Aim of the task → Drop every picture and give the entries back exactly.

━━━━

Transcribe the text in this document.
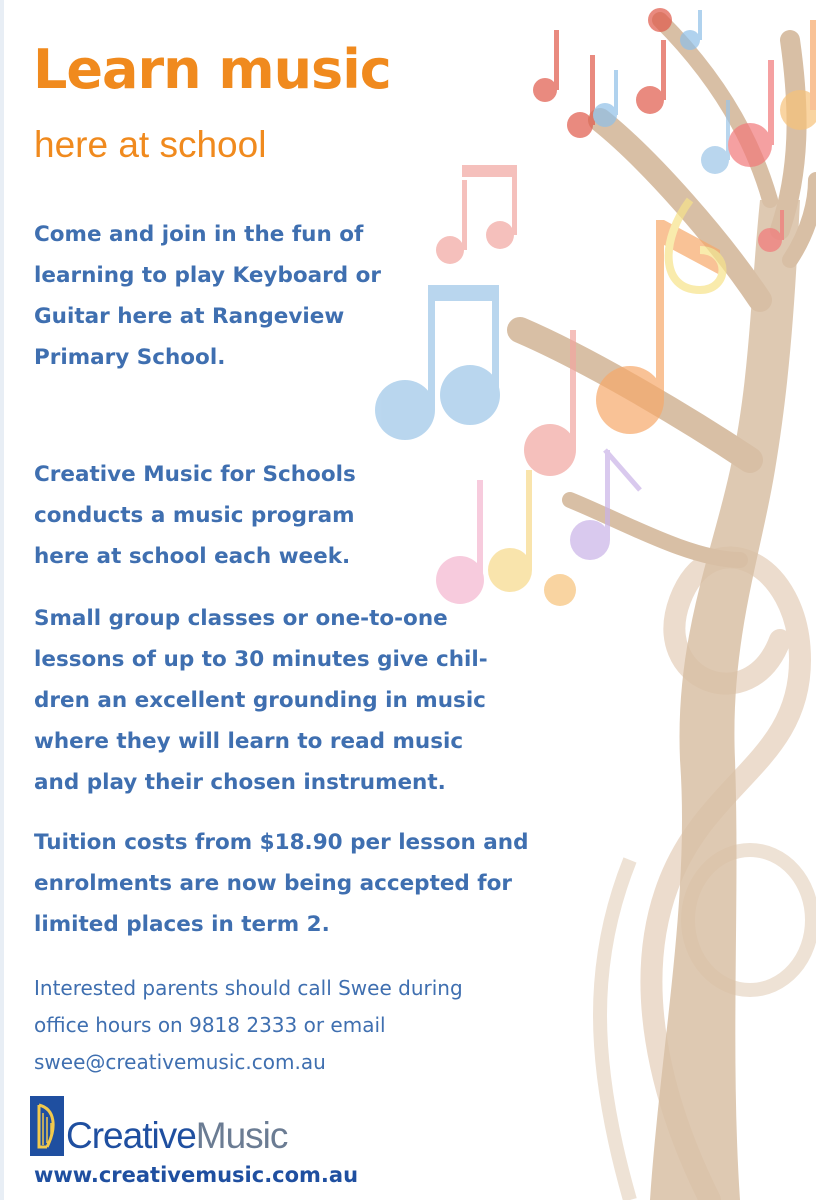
Learn music
here at school

Come and join in the fun of
learning to play Keyboard or
Guitar here at Rangeview
Primary School.

Creative Music for Schools
conducts a music program
here at school each week.

Small group classes or one-to-one
lessons of up to 30 minutes give chil-
dren an excellent grounding in music
where they will learn to read music
and play their chosen instrument.

Tuition costs from $18.90 per lesson and
enrolments are now being accepted for
limited places in term 2.

Interested parents should call Swee during
office hours on 9818 2333 or email
swee@creativemusic.com.au
CreativeMusic
www.creativemusic.com.au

━━━━

Exercise solution →
Transcribe the text in this document.
Learn music
here at school

Come and join in the fun of
learning to play Keyboard or
Guitar here at Rangeview
Primary School.

Creative Music for Schools
conducts a music program
here at school each week.

Small group classes or one-to-one
lessons of up to 30 minutes give chil-
dren an excellent grounding in music
where they will learn to read music
and play their chosen instrument.

Tuition costs from $18.90 per lesson and
enrolments are now being accepted for
limited places in term 2.

Interested parents should call Swee during
office hours on 9818 2333 or email
swee@creativemusic.com.au
CreativeMusic
www.creativemusic.com.au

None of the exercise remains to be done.